SET PROBLEM: Each entry that follows is to be retyped exactly. Pictures do not belong in the copy.

DATASET EXCERPTS:
══════════
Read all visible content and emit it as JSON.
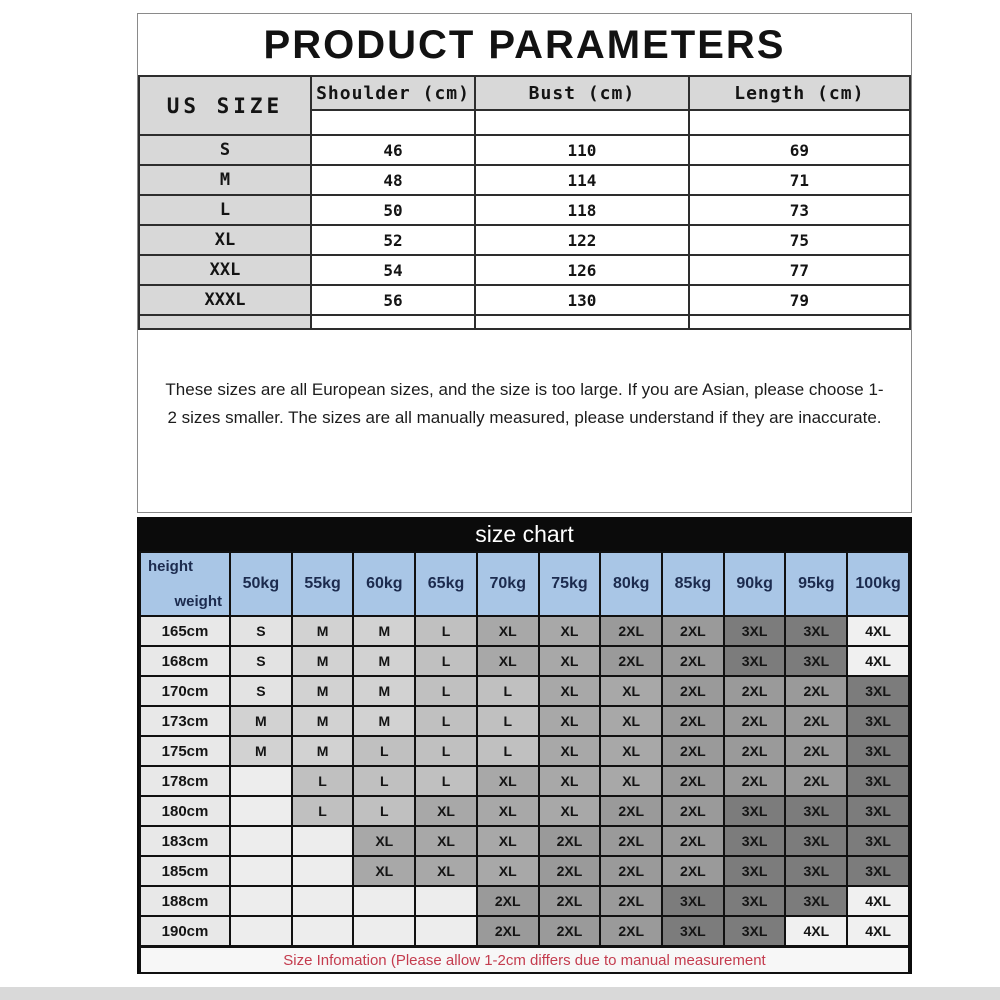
{
  "header": {
    "title": "PRODUCT PARAMETERS"
  },
  "measurements": {
    "corner_label": "US SIZE",
    "columns": [
      "Shoulder (cm)",
      "Bust (cm)",
      "Length (cm)"
    ],
    "column_widths": [
      "21.3%",
      "27.7%",
      "28.7%"
    ],
    "rows": [
      {
        "size": "S",
        "values": [
          "46",
          "110",
          "69"
        ]
      },
      {
        "size": "M",
        "values": [
          "48",
          "114",
          "71"
        ]
      },
      {
        "size": "L",
        "values": [
          "50",
          "118",
          "73"
        ]
      },
      {
        "size": "XL",
        "values": [
          "52",
          "122",
          "75"
        ]
      },
      {
        "size": "XXL",
        "values": [
          "54",
          "126",
          "77"
        ]
      },
      {
        "size": "XXXL",
        "values": [
          "56",
          "130",
          "79"
        ]
      }
    ]
  },
  "note": {
    "text": "These sizes are all European sizes, and the size is too large. If you are Asian, please choose 1-2 sizes smaller. The sizes are all manually measured, please understand if they are inaccurate."
  },
  "size_chart": {
    "title": "size chart",
    "corner": {
      "top_label": "height",
      "bottom_label": "weight"
    },
    "weight_columns": [
      "50kg",
      "55kg",
      "60kg",
      "65kg",
      "70kg",
      "75kg",
      "80kg",
      "85kg",
      "90kg",
      "95kg",
      "100kg"
    ],
    "rows": [
      {
        "height": "165cm",
        "cells": [
          "S",
          "M",
          "M",
          "L",
          "XL",
          "XL",
          "2XL",
          "2XL",
          "3XL",
          "3XL",
          "4XL"
        ]
      },
      {
        "height": "168cm",
        "cells": [
          "S",
          "M",
          "M",
          "L",
          "XL",
          "XL",
          "2XL",
          "2XL",
          "3XL",
          "3XL",
          "4XL"
        ]
      },
      {
        "height": "170cm",
        "cells": [
          "S",
          "M",
          "M",
          "L",
          "L",
          "XL",
          "XL",
          "2XL",
          "2XL",
          "2XL",
          "3XL"
        ]
      },
      {
        "height": "173cm",
        "cells": [
          "M",
          "M",
          "M",
          "L",
          "L",
          "XL",
          "XL",
          "2XL",
          "2XL",
          "2XL",
          "3XL"
        ]
      },
      {
        "height": "175cm",
        "cells": [
          "M",
          "M",
          "L",
          "L",
          "L",
          "XL",
          "XL",
          "2XL",
          "2XL",
          "2XL",
          "3XL"
        ]
      },
      {
        "height": "178cm",
        "cells": [
          "",
          "L",
          "L",
          "L",
          "XL",
          "XL",
          "XL",
          "2XL",
          "2XL",
          "2XL",
          "3XL"
        ]
      },
      {
        "height": "180cm",
        "cells": [
          "",
          "L",
          "L",
          "XL",
          "XL",
          "XL",
          "2XL",
          "2XL",
          "3XL",
          "3XL",
          "3XL"
        ]
      },
      {
        "height": "183cm",
        "cells": [
          "",
          "",
          "XL",
          "XL",
          "XL",
          "2XL",
          "2XL",
          "2XL",
          "3XL",
          "3XL",
          "3XL"
        ]
      },
      {
        "height": "185cm",
        "cells": [
          "",
          "",
          "XL",
          "XL",
          "XL",
          "2XL",
          "2XL",
          "2XL",
          "3XL",
          "3XL",
          "3XL"
        ]
      },
      {
        "height": "188cm",
        "cells": [
          "",
          "",
          "",
          "",
          "2XL",
          "2XL",
          "2XL",
          "3XL",
          "3XL",
          "3XL",
          "4XL"
        ]
      },
      {
        "height": "190cm",
        "cells": [
          "",
          "",
          "",
          "",
          "2XL",
          "2XL",
          "2XL",
          "3XL",
          "3XL",
          "4XL",
          "4XL"
        ]
      }
    ],
    "footnote": "Size Infomation  (Please allow 1-2cm differs due to manual measurement",
    "colors": {
      "header_bg": "#a9c6e6",
      "header_text": "#1c2b4e",
      "bar_bg": "#0b0b0b",
      "bar_text": "#ffffff",
      "label_cell_bg": "#e8e8e8",
      "footnote_text": "#c43c4e",
      "cell_shades": {
        "empty": "#ededed",
        "S": "#e3e3e3",
        "M": "#d2d2d2",
        "L": "#c0c0c0",
        "XL": "#a8a8a8",
        "2XL": "#9a9a9a",
        "3XL": "#7c7c7c",
        "4XL": "#f0f0f0"
      }
    }
  }
}
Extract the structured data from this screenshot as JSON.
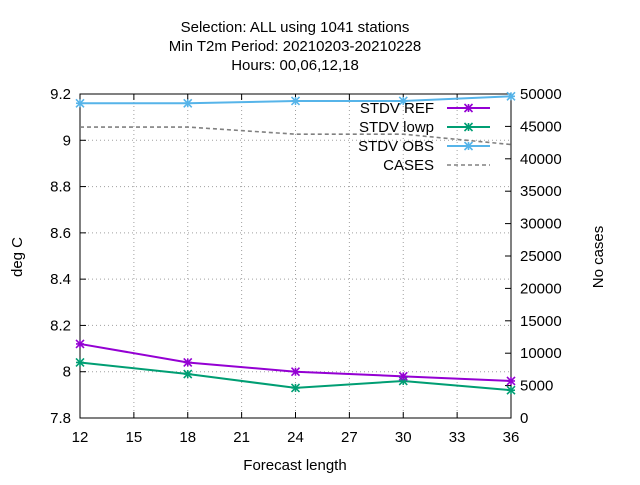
{
  "chart_data": {
    "type": "line",
    "title_lines": [
      "Selection: ALL using  1041 stations",
      "Min T2m   Period: 20210203-20210228",
      "Hours:  00,06,12,18"
    ],
    "xlabel": "Forecast length",
    "ylabel": "deg C",
    "y2label": "No cases",
    "x": [
      12,
      18,
      24,
      30,
      36
    ],
    "xlim": [
      12,
      36
    ],
    "xticks": [
      12,
      15,
      18,
      21,
      24,
      27,
      30,
      33,
      36
    ],
    "ylim": [
      7.8,
      9.2
    ],
    "yticks": [
      7.8,
      8,
      8.2,
      8.4,
      8.6,
      8.8,
      9,
      9.2
    ],
    "y2lim": [
      0,
      50000
    ],
    "y2ticks": [
      0,
      5000,
      10000,
      15000,
      20000,
      25000,
      30000,
      35000,
      40000,
      45000,
      50000
    ],
    "grid": true,
    "legend_position": "top-right",
    "series": [
      {
        "name": "STDV REF",
        "axis": "y",
        "color": "#9400d3",
        "marker": "star",
        "dash": "solid",
        "values": [
          8.12,
          8.04,
          8.0,
          7.98,
          7.96
        ]
      },
      {
        "name": "STDV lowp",
        "axis": "y",
        "color": "#009e73",
        "marker": "star",
        "dash": "solid",
        "values": [
          8.04,
          7.99,
          7.93,
          7.96,
          7.92
        ]
      },
      {
        "name": "STDV OBS",
        "axis": "y",
        "color": "#56b4e9",
        "marker": "star",
        "dash": "solid",
        "values": [
          9.16,
          9.16,
          9.17,
          9.17,
          9.19
        ]
      },
      {
        "name": "CASES",
        "axis": "y2",
        "color": "#808080",
        "marker": "none",
        "dash": "dashed",
        "values": [
          44900,
          44900,
          43800,
          43800,
          42200
        ]
      }
    ]
  }
}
══════════
TASK SOLUTION:
Read all visible content and emit it as JSON.
{
  "header": {
    "title": "PRODUCT PARAMETERS"
  },
  "measurements": {
    "corner_label": "US SIZE",
    "columns": [
      "Shoulder (cm)",
      "Bust (cm)",
      "Length (cm)"
    ],
    "column_widths": [
      "21.3%",
      "27.7%",
      "28.7%"
    ],
    "rows": [
      {
        "size": "S",
        "values": [
          "46",
          "110",
          "69"
        ]
      },
      {
        "size": "M",
        "values": [
          "48",
          "114",
          "71"
        ]
      },
      {
        "size": "L",
        "values": [
          "50",
          "118",
          "73"
        ]
      },
      {
        "size": "XL",
        "values": [
          "52",
          "122",
          "75"
        ]
      },
      {
        "size": "XXL",
        "values": [
          "54",
          "126",
          "77"
        ]
      },
      {
        "size": "XXXL",
        "values": [
          "56",
          "130",
          "79"
        ]
      }
    ]
  },
  "note": {
    "text": "These sizes are all European sizes, and the size is too large. If you are Asian, please choose 1-2 sizes smaller. The sizes are all manually measured, please understand if they are inaccurate."
  },
  "size_chart": {
    "title": "size chart",
    "corner": {
      "top_label": "height",
      "bottom_label": "weight"
    },
    "weight_columns": [
      "50kg",
      "55kg",
      "60kg",
      "65kg",
      "70kg",
      "75kg",
      "80kg",
      "85kg",
      "90kg",
      "95kg",
      "100kg"
    ],
    "rows": [
      {
        "height": "165cm",
        "cells": [
          "S",
          "M",
          "M",
          "L",
          "XL",
          "XL",
          "2XL",
          "2XL",
          "3XL",
          "3XL",
          "4XL"
        ]
      },
      {
        "height": "168cm",
        "cells": [
          "S",
          "M",
          "M",
          "L",
          "XL",
          "XL",
          "2XL",
          "2XL",
          "3XL",
          "3XL",
          "4XL"
        ]
      },
      {
        "height": "170cm",
        "cells": [
          "S",
          "M",
          "M",
          "L",
          "L",
          "XL",
          "XL",
          "2XL",
          "2XL",
          "2XL",
          "3XL"
        ]
      },
      {
        "height": "173cm",
        "cells": [
          "M",
          "M",
          "M",
          "L",
          "L",
          "XL",
          "XL",
          "2XL",
          "2XL",
          "2XL",
          "3XL"
        ]
      },
      {
        "height": "175cm",
        "cells": [
          "M",
          "M",
          "L",
          "L",
          "L",
          "XL",
          "XL",
          "2XL",
          "2XL",
          "2XL",
          "3XL"
        ]
      },
      {
        "height": "178cm",
        "cells": [
          "",
          "L",
          "L",
          "L",
          "XL",
          "XL",
          "XL",
          "2XL",
          "2XL",
          "2XL",
          "3XL"
        ]
      },
      {
        "height": "180cm",
        "cells": [
          "",
          "L",
          "L",
          "XL",
          "XL",
          "XL",
          "2XL",
          "2XL",
          "3XL",
          "3XL",
          "3XL"
        ]
      },
      {
        "height": "183cm",
        "cells": [
          "",
          "",
          "XL",
          "XL",
          "XL",
          "2XL",
          "2XL",
          "2XL",
          "3XL",
          "3XL",
          "3XL"
        ]
      },
      {
        "height": "185cm",
        "cells": [
          "",
          "",
          "XL",
          "XL",
          "XL",
          "2XL",
          "2XL",
          "2XL",
          "3XL",
          "3XL",
          "3XL"
        ]
      },
      {
        "height": "188cm",
        "cells": [
          "",
          "",
          "",
          "",
          "2XL",
          "2XL",
          "2XL",
          "3XL",
          "3XL",
          "3XL",
          "4XL"
        ]
      },
      {
        "height": "190cm",
        "cells": [
          "",
          "",
          "",
          "",
          "2XL",
          "2XL",
          "2XL",
          "3XL",
          "3XL",
          "4XL",
          "4XL"
        ]
      }
    ],
    "footnote": "Size Infomation  (Please allow 1-2cm differs due to manual measurement",
    "colors": {
      "header_bg": "#a9c6e6",
      "header_text": "#1c2b4e",
      "bar_bg": "#0b0b0b",
      "bar_text": "#ffffff",
      "label_cell_bg": "#e8e8e8",
      "footnote_text": "#c43c4e",
      "cell_shades": {
        "empty": "#ededed",
        "S": "#e3e3e3",
        "M": "#d2d2d2",
        "L": "#c0c0c0",
        "XL": "#a8a8a8",
        "2XL": "#9a9a9a",
        "3XL": "#7c7c7c",
        "4XL": "#f0f0f0"
      }
    }
  }
}
Extract the structured data from this screenshot as JSON.
{
  "chart_data": {
    "type": "line",
    "title_lines": [
      "Selection: ALL using  1041 stations",
      "Min T2m   Period: 20210203-20210228",
      "Hours:  00,06,12,18"
    ],
    "xlabel": "Forecast length",
    "ylabel": "deg C",
    "y2label": "No cases",
    "x": [
      12,
      18,
      24,
      30,
      36
    ],
    "xlim": [
      12,
      36
    ],
    "xticks": [
      12,
      15,
      18,
      21,
      24,
      27,
      30,
      33,
      36
    ],
    "ylim": [
      7.8,
      9.2
    ],
    "yticks": [
      7.8,
      8,
      8.2,
      8.4,
      8.6,
      8.8,
      9,
      9.2
    ],
    "y2lim": [
      0,
      50000
    ],
    "y2ticks": [
      0,
      5000,
      10000,
      15000,
      20000,
      25000,
      30000,
      35000,
      40000,
      45000,
      50000
    ],
    "grid": true,
    "legend_position": "top-right",
    "series": [
      {
        "name": "STDV REF",
        "axis": "y",
        "color": "#9400d3",
        "marker": "star",
        "dash": "solid",
        "values": [
          8.12,
          8.04,
          8.0,
          7.98,
          7.96
        ]
      },
      {
        "name": "STDV lowp",
        "axis": "y",
        "color": "#009e73",
        "marker": "star",
        "dash": "solid",
        "values": [
          8.04,
          7.99,
          7.93,
          7.96,
          7.92
        ]
      },
      {
        "name": "STDV OBS",
        "axis": "y",
        "color": "#56b4e9",
        "marker": "star",
        "dash": "solid",
        "values": [
          9.16,
          9.16,
          9.17,
          9.17,
          9.19
        ]
      },
      {
        "name": "CASES",
        "axis": "y2",
        "color": "#808080",
        "marker": "none",
        "dash": "dashed",
        "values": [
          44900,
          44900,
          43800,
          43800,
          42200
        ]
      }
    ]
  }
}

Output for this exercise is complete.